DIRECTIVE: Copy only the lines from the one containing "Parse this chart and return its data as JSON." through the final line of the records below, exactly as written, with no pictures.

RECORD SET:

========================================================================

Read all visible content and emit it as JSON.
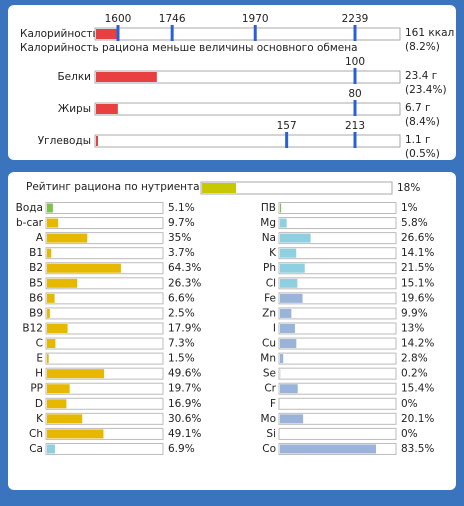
{
  "energy": {
    "label": "Калорийность",
    "markers": [
      1600,
      1746,
      1970,
      2239
    ],
    "amount": 161,
    "amount_label": "161 ккал",
    "percent": 8.2,
    "percent_label": "(8.2%)",
    "note": "Калорийность рациона меньше величины основного обмена"
  },
  "macros": [
    {
      "label": "Белки",
      "markers": [
        100
      ],
      "amount": 23.4,
      "amount_label": "23.4 г",
      "percent": 23.4,
      "percent_label": "(23.4%)"
    },
    {
      "label": "Жиры",
      "markers": [
        80
      ],
      "amount": 6.7,
      "amount_label": "6.7 г",
      "percent": 8.4,
      "percent_label": "(8.4%)"
    },
    {
      "label": "Углеводы",
      "markers": [
        157,
        213
      ],
      "amount": 1.1,
      "amount_label": "1.1 г",
      "percent": 0.5,
      "percent_label": "(0.5%)"
    }
  ],
  "rating": {
    "label": "Рейтинг рациона по нутриентам",
    "value": 18,
    "value_label": "18%",
    "color": "#c8c800"
  },
  "nutrients_left": [
    {
      "name": "Вода",
      "value": 5.1,
      "value_label": "5.1%",
      "color": "#7cc14a"
    },
    {
      "name": "b-car",
      "value": 9.7,
      "value_label": "9.7%",
      "color": "#e6b800"
    },
    {
      "name": "A",
      "value": 35,
      "value_label": "35%",
      "color": "#e6b800"
    },
    {
      "name": "B1",
      "value": 3.7,
      "value_label": "3.7%",
      "color": "#e6b800"
    },
    {
      "name": "B2",
      "value": 64.3,
      "value_label": "64.3%",
      "color": "#e6b800"
    },
    {
      "name": "B5",
      "value": 26.3,
      "value_label": "26.3%",
      "color": "#e6b800"
    },
    {
      "name": "B6",
      "value": 6.6,
      "value_label": "6.6%",
      "color": "#e6b800"
    },
    {
      "name": "B9",
      "value": 2.5,
      "value_label": "2.5%",
      "color": "#e6b800"
    },
    {
      "name": "B12",
      "value": 17.9,
      "value_label": "17.9%",
      "color": "#e6b800"
    },
    {
      "name": "C",
      "value": 7.3,
      "value_label": "7.3%",
      "color": "#e6b800"
    },
    {
      "name": "E",
      "value": 1.5,
      "value_label": "1.5%",
      "color": "#e6b800"
    },
    {
      "name": "H",
      "value": 49.6,
      "value_label": "49.6%",
      "color": "#e6b800"
    },
    {
      "name": "PP",
      "value": 19.7,
      "value_label": "19.7%",
      "color": "#e6b800"
    },
    {
      "name": "D",
      "value": 16.9,
      "value_label": "16.9%",
      "color": "#e6b800"
    },
    {
      "name": "K",
      "value": 30.6,
      "value_label": "30.6%",
      "color": "#e6b800"
    },
    {
      "name": "Ch",
      "value": 49.1,
      "value_label": "49.1%",
      "color": "#e6b800"
    },
    {
      "name": "Ca",
      "value": 6.9,
      "value_label": "6.9%",
      "color": "#8ecfe0"
    }
  ],
  "nutrients_right": [
    {
      "name": "ПВ",
      "value": 1,
      "value_label": "1%",
      "color": "#7cc14a"
    },
    {
      "name": "Mg",
      "value": 5.8,
      "value_label": "5.8%",
      "color": "#8ecfe0"
    },
    {
      "name": "Na",
      "value": 26.6,
      "value_label": "26.6%",
      "color": "#8ecfe0"
    },
    {
      "name": "K",
      "value": 14.1,
      "value_label": "14.1%",
      "color": "#8ecfe0"
    },
    {
      "name": "Ph",
      "value": 21.5,
      "value_label": "21.5%",
      "color": "#8ecfe0"
    },
    {
      "name": "Cl",
      "value": 15.1,
      "value_label": "15.1%",
      "color": "#8ecfe0"
    },
    {
      "name": "Fe",
      "value": 19.6,
      "value_label": "19.6%",
      "color": "#9ab3d8"
    },
    {
      "name": "Zn",
      "value": 9.9,
      "value_label": "9.9%",
      "color": "#9ab3d8"
    },
    {
      "name": "I",
      "value": 13,
      "value_label": "13%",
      "color": "#9ab3d8"
    },
    {
      "name": "Cu",
      "value": 14.2,
      "value_label": "14.2%",
      "color": "#9ab3d8"
    },
    {
      "name": "Mn",
      "value": 2.8,
      "value_label": "2.8%",
      "color": "#9ab3d8"
    },
    {
      "name": "Se",
      "value": 0.2,
      "value_label": "0.2%",
      "color": "#9ab3d8"
    },
    {
      "name": "Cr",
      "value": 15.4,
      "value_label": "15.4%",
      "color": "#9ab3d8"
    },
    {
      "name": "F",
      "value": 0,
      "value_label": "0%",
      "color": "#9ab3d8"
    },
    {
      "name": "Mo",
      "value": 20.1,
      "value_label": "20.1%",
      "color": "#9ab3d8"
    },
    {
      "name": "Si",
      "value": 0,
      "value_label": "0%",
      "color": "#9ab3d8"
    },
    {
      "name": "Co",
      "value": 83.5,
      "value_label": "83.5%",
      "color": "#9ab3d8"
    }
  ]
}
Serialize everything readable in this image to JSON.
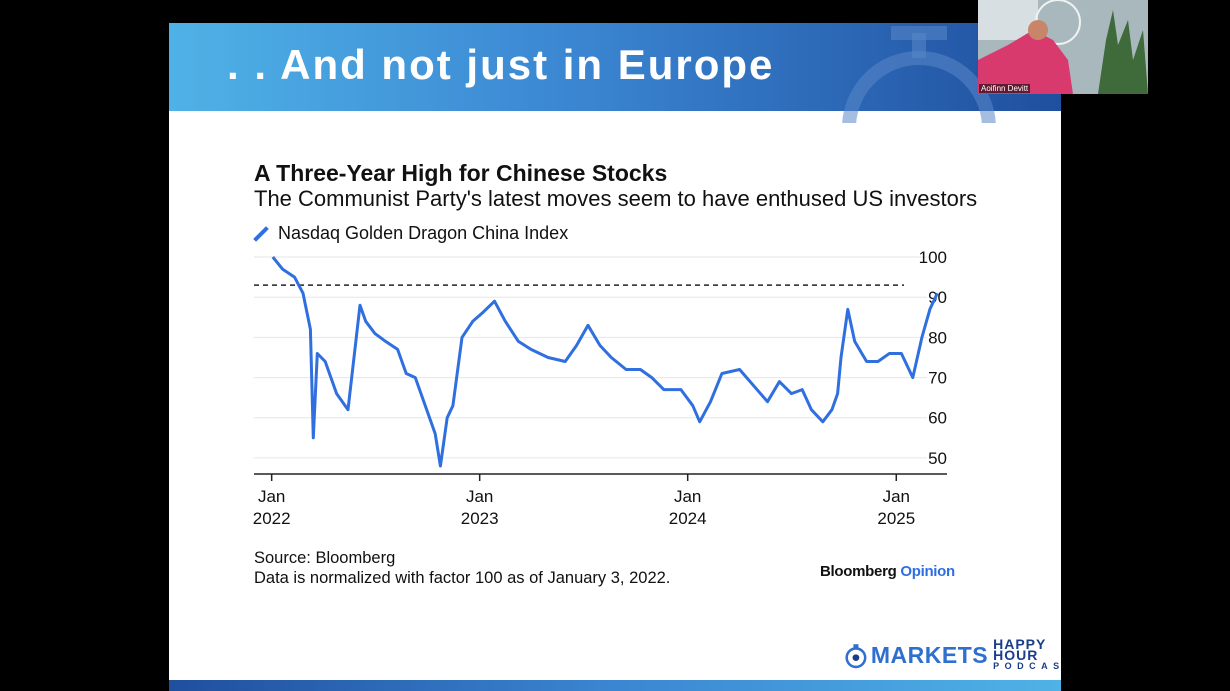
{
  "slide": {
    "title": ". . And not just in Europe",
    "banner_colors": [
      "#4fb2e6",
      "#1f4f9e"
    ]
  },
  "chart_data": {
    "type": "line",
    "title": "A Three-Year High for Chinese Stocks",
    "subtitle": "The Communist Party's latest moves seem to have enthused US investors",
    "series": [
      {
        "name": "Nasdaq Golden Dragon China Index",
        "color": "#2f6fe0",
        "x": [
          "2022-01-03",
          "2022-01-20",
          "2022-02-10",
          "2022-02-25",
          "2022-03-10",
          "2022-03-15",
          "2022-03-22",
          "2022-04-05",
          "2022-04-25",
          "2022-05-15",
          "2022-06-05",
          "2022-06-15",
          "2022-07-01",
          "2022-07-20",
          "2022-08-10",
          "2022-08-25",
          "2022-09-10",
          "2022-09-30",
          "2022-10-15",
          "2022-10-24",
          "2022-11-05",
          "2022-11-15",
          "2022-12-01",
          "2022-12-20",
          "2023-01-05",
          "2023-01-27",
          "2023-02-15",
          "2023-03-10",
          "2023-04-01",
          "2023-05-01",
          "2023-05-31",
          "2023-06-20",
          "2023-07-10",
          "2023-07-31",
          "2023-08-20",
          "2023-09-15",
          "2023-10-10",
          "2023-10-30",
          "2023-11-20",
          "2023-12-20",
          "2024-01-10",
          "2024-01-22",
          "2024-02-10",
          "2024-03-01",
          "2024-04-01",
          "2024-05-20",
          "2024-06-10",
          "2024-07-01",
          "2024-07-20",
          "2024-08-05",
          "2024-08-25",
          "2024-09-10",
          "2024-09-20",
          "2024-09-26",
          "2024-10-08",
          "2024-10-20",
          "2024-11-10",
          "2024-11-30",
          "2024-12-20",
          "2025-01-10",
          "2025-01-30",
          "2025-02-15",
          "2025-03-01",
          "2025-03-14"
        ],
        "y": [
          100,
          97,
          95,
          91,
          82,
          55,
          76,
          74,
          66,
          62,
          88,
          84,
          81,
          79,
          77,
          71,
          70,
          62,
          56,
          48,
          60,
          63,
          80,
          84,
          86,
          89,
          84,
          79,
          77,
          75,
          74,
          78,
          83,
          78,
          75,
          72,
          72,
          70,
          67,
          67,
          63,
          59,
          64,
          71,
          72,
          64,
          69,
          66,
          67,
          62,
          59,
          62,
          66,
          75,
          87,
          79,
          74,
          74,
          76,
          76,
          70,
          80,
          87,
          91
        ]
      }
    ],
    "reference_line": {
      "y": 93,
      "style": "dashed"
    },
    "xlim": [
      "2021-12-01",
      "2025-03-31"
    ],
    "x_ticks": [
      {
        "date": "2022-01-01",
        "line1": "Jan",
        "line2": "2022"
      },
      {
        "date": "2023-01-01",
        "line1": "Jan",
        "line2": "2023"
      },
      {
        "date": "2024-01-01",
        "line1": "Jan",
        "line2": "2024"
      },
      {
        "date": "2025-01-01",
        "line1": "Jan",
        "line2": "2025"
      }
    ],
    "ylim": [
      46,
      101
    ],
    "y_ticks": [
      50,
      60,
      70,
      80,
      90,
      100
    ],
    "y_axis_side": "right",
    "grid": true,
    "legend": "top-left",
    "xlabel": "",
    "ylabel": ""
  },
  "footer": {
    "source_line1": "Source: Bloomberg",
    "source_line2": "Data is normalized with factor 100 as of January 3, 2022.",
    "brand_main": "Bloomberg",
    "brand_opinion": "Opinion"
  },
  "podcast": {
    "markets": "MARKETS",
    "happy_hour": "HAPPY HOUR",
    "podcast": "PODCAST"
  },
  "webcam": {
    "name": "Aoifinn Devitt"
  }
}
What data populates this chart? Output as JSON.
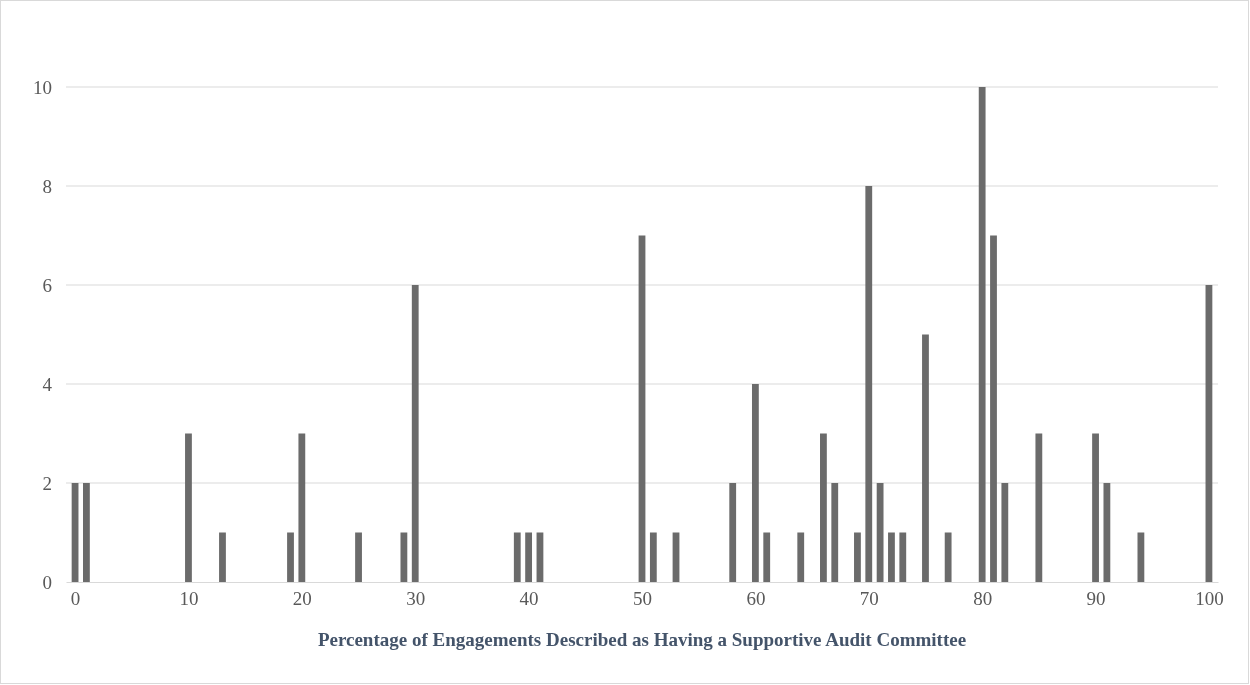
{
  "chart_data": {
    "type": "bar",
    "xlabel": "Percentage of Engagements Described as Having a Supportive Audit Committee",
    "x": [
      0,
      1,
      10,
      13,
      19,
      20,
      25,
      29,
      30,
      39,
      40,
      41,
      50,
      51,
      53,
      58,
      60,
      61,
      64,
      66,
      67,
      69,
      70,
      71,
      72,
      73,
      75,
      77,
      80,
      81,
      82,
      85,
      90,
      91,
      94,
      100
    ],
    "values": [
      2,
      2,
      3,
      1,
      1,
      3,
      1,
      1,
      6,
      1,
      1,
      1,
      7,
      1,
      1,
      2,
      4,
      1,
      1,
      3,
      2,
      1,
      8,
      2,
      1,
      1,
      5,
      1,
      10,
      7,
      2,
      3,
      3,
      2,
      1,
      6
    ],
    "color": "#6b6b6b",
    "xlim": [
      -0.8,
      100.8
    ],
    "xticks": [
      0,
      10,
      20,
      30,
      40,
      50,
      60,
      70,
      80,
      90,
      100
    ],
    "ylim": [
      0,
      10
    ],
    "yticks": [
      0,
      2,
      4,
      6,
      8,
      10
    ],
    "grid": "y"
  }
}
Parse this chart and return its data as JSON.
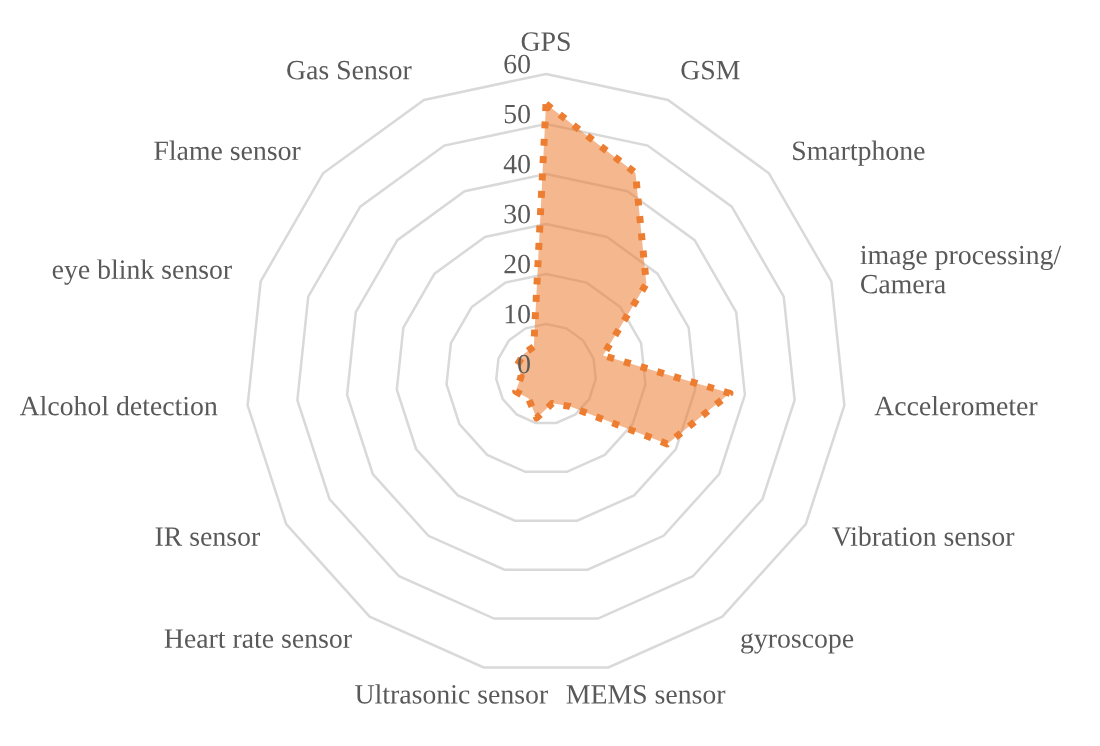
{
  "chart_data": {
    "type": "radar",
    "categories": [
      "GPS",
      "GSM",
      "Smartphone",
      "image processing/\nCamera",
      "Accelerometer",
      "Vibration sensor",
      "gyroscope",
      "MEMS sensor",
      "Ultrasonic sensor",
      "Heart rate sensor",
      "IR sensor",
      "Alcohol detection",
      "eye blink sensor",
      "Flame sensor",
      "Gas Sensor"
    ],
    "series": [
      {
        "color": "#ed7d31",
        "values": [
          54,
          44,
          27,
          12,
          37,
          28,
          8,
          6,
          9,
          6,
          7,
          5,
          6,
          6,
          6
        ]
      }
    ],
    "ylim": [
      0,
      60
    ],
    "yticks": [
      0,
      10,
      20,
      30,
      40,
      50,
      60
    ],
    "line_style": "dotted",
    "grid": true,
    "legend": false
  }
}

========================================================================

SOLUTION TO THIS PROBLEM:
Parse this chart and return its data as JSON.
{
  "chart_data": {
    "type": "radar",
    "categories": [
      "GPS",
      "GSM",
      "Smartphone",
      "image processing/\nCamera",
      "Accelerometer",
      "Vibration sensor",
      "gyroscope",
      "MEMS sensor",
      "Ultrasonic sensor",
      "Heart rate sensor",
      "IR sensor",
      "Alcohol detection",
      "eye blink sensor",
      "Flame sensor",
      "Gas Sensor"
    ],
    "series": [
      {
        "color": "#ed7d31",
        "values": [
          54,
          44,
          27,
          12,
          37,
          28,
          8,
          6,
          9,
          6,
          7,
          5,
          6,
          6,
          6
        ]
      }
    ],
    "ylim": [
      0,
      60
    ],
    "yticks": [
      0,
      10,
      20,
      30,
      40,
      50,
      60
    ],
    "line_style": "dotted",
    "grid": true,
    "legend": false
  }
}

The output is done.